• [Written task] Transcribe the records below exactly.

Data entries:
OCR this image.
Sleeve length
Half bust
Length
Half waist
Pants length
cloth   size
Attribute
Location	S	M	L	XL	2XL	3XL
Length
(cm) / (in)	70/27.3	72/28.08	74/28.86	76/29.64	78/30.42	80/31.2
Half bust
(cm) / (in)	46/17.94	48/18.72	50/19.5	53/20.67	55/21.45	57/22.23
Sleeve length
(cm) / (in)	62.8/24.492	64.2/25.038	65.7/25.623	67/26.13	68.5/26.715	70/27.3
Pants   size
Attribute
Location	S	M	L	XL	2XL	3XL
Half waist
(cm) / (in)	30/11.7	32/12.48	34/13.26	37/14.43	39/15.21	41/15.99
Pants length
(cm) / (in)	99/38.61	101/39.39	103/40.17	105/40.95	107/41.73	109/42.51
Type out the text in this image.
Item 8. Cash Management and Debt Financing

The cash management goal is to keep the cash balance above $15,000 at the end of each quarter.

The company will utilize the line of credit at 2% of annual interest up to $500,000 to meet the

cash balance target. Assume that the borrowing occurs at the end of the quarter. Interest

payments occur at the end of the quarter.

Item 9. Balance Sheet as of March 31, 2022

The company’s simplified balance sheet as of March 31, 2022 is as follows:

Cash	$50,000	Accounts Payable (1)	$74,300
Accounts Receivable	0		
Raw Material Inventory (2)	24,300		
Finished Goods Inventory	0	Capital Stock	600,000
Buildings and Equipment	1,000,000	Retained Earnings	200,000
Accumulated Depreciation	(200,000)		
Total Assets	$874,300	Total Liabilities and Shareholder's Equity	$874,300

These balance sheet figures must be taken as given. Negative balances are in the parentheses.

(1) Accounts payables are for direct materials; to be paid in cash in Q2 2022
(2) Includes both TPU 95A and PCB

• [Expected answer]
OCR this image.
Sleeve length
Half bust
Length
Half waist
Pants length
cloth   size
Attribute
Location	S	M	L	XL	2XL	3XL
Length
(cm) / (in)	70/27.3	72/28.08	74/28.86	76/29.64	78/30.42	80/31.2
Half bust
(cm) / (in)	46/17.94	48/18.72	50/19.5	53/20.67	55/21.45	57/22.23
Sleeve length
(cm) / (in)	62.8/24.492	64.2/25.038	65.7/25.623	67/26.13	68.5/26.715	70/27.3
Pants   size
Attribute
Location	S	M	L	XL	2XL	3XL
Half waist
(cm) / (in)	30/11.7	32/12.48	34/13.26	37/14.43	39/15.21	41/15.99
Pants length
(cm) / (in)	99/38.61	101/39.39	103/40.17	105/40.95	107/41.73	109/42.51
Type out the text in this image.
Item 8. Cash Management and Debt Financing

The cash management goal is to keep the cash balance above $15,000 at the end of each quarter.

The company will utilize the line of credit at 2% of annual interest up to $500,000 to meet the

cash balance target. Assume that the borrowing occurs at the end of the quarter. Interest

payments occur at the end of the quarter.

Item 9. Balance Sheet as of March 31, 2022

The company’s simplified balance sheet as of March 31, 2022 is as follows:

Cash	$50,000	Accounts Payable (1)	$74,300
Accounts Receivable	0		
Raw Material Inventory (2)	24,300		
Finished Goods Inventory	0	Capital Stock	600,000
Buildings and Equipment	1,000,000	Retained Earnings	200,000
Accumulated Depreciation	(200,000)		
Total Assets	$874,300	Total Liabilities and Shareholder's Equity	$874,300

These balance sheet figures must be taken as given. Negative balances are in the parentheses.

(1) Accounts payables are for direct materials; to be paid in cash in Q2 2022
(2) Includes both TPU 95A and PCB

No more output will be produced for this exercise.